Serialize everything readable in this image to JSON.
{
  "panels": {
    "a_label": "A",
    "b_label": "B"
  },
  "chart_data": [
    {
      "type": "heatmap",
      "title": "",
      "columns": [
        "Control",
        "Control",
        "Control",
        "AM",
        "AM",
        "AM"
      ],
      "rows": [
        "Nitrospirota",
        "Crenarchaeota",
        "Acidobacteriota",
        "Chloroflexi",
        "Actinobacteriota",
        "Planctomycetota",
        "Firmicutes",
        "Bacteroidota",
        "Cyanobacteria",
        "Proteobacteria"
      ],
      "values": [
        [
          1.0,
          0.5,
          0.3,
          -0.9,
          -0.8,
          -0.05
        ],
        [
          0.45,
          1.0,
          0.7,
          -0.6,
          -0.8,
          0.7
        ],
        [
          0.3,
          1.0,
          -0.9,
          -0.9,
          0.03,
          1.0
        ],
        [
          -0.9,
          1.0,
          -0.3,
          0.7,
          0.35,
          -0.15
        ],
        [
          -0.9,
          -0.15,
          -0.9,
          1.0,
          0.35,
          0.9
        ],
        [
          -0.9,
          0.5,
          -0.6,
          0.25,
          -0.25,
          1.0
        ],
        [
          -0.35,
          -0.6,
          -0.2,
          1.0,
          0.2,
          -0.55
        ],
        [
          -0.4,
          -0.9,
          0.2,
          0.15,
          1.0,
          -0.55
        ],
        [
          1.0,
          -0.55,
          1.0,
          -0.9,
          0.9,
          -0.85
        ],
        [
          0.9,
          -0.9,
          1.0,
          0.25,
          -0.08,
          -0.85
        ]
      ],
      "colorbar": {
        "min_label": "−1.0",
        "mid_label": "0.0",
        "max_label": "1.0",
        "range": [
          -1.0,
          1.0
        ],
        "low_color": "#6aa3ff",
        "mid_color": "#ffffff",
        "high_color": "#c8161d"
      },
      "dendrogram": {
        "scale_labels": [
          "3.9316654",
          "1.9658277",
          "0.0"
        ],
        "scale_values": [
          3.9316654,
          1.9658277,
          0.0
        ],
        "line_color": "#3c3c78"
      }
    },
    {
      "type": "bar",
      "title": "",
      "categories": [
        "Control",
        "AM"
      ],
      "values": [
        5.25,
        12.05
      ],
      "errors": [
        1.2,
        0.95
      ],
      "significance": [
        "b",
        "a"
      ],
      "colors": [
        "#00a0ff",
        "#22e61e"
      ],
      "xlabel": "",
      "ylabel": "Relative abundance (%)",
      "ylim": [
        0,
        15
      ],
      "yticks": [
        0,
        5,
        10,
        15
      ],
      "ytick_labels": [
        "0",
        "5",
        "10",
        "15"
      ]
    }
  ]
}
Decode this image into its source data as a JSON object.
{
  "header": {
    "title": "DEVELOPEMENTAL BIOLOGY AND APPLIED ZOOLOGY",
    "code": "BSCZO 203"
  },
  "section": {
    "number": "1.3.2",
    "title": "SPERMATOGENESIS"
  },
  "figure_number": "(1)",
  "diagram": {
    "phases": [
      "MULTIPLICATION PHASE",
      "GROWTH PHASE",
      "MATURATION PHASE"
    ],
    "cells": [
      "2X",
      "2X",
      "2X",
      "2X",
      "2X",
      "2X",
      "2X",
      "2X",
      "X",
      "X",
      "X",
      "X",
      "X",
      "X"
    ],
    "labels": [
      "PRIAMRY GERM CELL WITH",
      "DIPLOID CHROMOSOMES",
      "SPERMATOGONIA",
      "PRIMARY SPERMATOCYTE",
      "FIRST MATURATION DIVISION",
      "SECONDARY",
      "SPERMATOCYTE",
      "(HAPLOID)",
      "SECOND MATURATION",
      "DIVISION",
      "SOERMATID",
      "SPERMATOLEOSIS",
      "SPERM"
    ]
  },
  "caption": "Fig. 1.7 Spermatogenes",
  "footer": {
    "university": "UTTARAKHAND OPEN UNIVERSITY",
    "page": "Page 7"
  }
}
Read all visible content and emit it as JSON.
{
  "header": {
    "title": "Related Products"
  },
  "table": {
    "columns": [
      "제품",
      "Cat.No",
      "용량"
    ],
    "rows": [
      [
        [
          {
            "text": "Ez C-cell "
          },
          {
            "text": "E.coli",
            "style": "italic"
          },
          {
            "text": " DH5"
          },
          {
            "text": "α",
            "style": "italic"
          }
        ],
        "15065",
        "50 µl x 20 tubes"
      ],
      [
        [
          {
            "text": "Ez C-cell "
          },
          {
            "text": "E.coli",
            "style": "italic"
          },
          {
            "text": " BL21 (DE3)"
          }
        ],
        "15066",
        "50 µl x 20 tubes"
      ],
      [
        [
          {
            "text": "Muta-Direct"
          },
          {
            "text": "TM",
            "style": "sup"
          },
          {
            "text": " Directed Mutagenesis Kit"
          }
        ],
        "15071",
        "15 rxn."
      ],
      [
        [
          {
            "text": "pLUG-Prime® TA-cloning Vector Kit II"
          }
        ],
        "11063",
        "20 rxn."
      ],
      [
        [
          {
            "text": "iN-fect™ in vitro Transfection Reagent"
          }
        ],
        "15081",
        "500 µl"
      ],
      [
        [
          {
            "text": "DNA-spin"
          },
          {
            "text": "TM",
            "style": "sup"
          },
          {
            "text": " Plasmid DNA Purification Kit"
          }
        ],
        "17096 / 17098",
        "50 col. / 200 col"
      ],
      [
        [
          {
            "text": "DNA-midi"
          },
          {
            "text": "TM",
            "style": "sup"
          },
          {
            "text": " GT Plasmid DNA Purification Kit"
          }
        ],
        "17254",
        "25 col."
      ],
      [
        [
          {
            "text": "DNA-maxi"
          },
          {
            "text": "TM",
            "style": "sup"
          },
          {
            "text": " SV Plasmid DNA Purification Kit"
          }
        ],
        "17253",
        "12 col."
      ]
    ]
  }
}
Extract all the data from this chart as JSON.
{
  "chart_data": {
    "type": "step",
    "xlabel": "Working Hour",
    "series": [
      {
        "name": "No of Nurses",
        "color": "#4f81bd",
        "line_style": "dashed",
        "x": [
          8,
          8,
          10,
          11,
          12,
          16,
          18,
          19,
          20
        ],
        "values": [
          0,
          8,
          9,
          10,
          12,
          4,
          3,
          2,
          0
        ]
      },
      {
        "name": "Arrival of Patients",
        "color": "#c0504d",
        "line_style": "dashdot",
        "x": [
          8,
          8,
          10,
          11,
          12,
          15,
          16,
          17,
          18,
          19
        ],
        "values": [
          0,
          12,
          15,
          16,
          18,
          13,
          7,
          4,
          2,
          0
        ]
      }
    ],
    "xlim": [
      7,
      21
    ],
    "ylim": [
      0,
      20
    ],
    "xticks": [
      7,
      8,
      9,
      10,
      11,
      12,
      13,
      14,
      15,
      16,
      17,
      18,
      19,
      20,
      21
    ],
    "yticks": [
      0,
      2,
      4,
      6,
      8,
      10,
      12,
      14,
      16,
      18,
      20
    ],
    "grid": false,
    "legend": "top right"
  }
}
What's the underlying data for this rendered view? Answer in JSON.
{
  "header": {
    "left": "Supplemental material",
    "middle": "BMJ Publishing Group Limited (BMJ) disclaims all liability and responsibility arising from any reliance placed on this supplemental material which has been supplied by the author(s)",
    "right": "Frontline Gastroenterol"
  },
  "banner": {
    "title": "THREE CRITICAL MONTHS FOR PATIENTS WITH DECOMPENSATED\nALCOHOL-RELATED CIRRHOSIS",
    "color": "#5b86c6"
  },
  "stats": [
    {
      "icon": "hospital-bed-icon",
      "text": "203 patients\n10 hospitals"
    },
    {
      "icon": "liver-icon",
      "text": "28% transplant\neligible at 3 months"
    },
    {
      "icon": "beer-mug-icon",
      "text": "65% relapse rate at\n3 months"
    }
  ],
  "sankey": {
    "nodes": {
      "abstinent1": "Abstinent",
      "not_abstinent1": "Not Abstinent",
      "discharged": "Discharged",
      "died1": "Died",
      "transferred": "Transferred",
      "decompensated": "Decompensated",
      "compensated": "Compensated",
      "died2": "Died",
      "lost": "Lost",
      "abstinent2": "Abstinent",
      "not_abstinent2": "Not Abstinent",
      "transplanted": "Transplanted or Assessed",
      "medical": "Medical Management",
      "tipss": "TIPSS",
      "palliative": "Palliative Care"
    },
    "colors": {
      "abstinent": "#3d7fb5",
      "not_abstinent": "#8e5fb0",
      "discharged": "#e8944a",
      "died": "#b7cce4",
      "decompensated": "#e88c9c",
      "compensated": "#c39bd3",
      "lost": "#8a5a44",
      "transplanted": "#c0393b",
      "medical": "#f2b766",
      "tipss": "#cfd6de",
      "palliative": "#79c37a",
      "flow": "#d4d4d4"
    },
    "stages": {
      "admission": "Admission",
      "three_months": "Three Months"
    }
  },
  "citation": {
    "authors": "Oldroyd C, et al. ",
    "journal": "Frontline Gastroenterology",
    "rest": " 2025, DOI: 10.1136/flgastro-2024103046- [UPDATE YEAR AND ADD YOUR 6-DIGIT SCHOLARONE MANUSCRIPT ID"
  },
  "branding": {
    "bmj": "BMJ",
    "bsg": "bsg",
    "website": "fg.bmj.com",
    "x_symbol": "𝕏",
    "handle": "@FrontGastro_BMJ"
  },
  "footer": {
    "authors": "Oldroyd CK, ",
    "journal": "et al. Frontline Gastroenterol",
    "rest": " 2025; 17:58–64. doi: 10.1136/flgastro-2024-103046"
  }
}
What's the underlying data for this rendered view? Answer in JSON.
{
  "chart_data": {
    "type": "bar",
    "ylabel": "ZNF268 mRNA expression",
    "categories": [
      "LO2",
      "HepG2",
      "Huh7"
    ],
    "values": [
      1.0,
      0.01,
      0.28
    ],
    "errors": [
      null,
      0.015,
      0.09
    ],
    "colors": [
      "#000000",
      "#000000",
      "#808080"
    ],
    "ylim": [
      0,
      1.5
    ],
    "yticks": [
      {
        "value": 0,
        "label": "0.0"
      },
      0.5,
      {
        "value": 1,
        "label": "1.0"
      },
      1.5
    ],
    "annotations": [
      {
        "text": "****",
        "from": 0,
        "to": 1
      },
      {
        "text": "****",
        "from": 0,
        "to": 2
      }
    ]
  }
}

----

Instructions for the task: Looking at the entries above, determine how many lines contain the word "SPERMATOCYTE" and state only that number.

Task solution: 2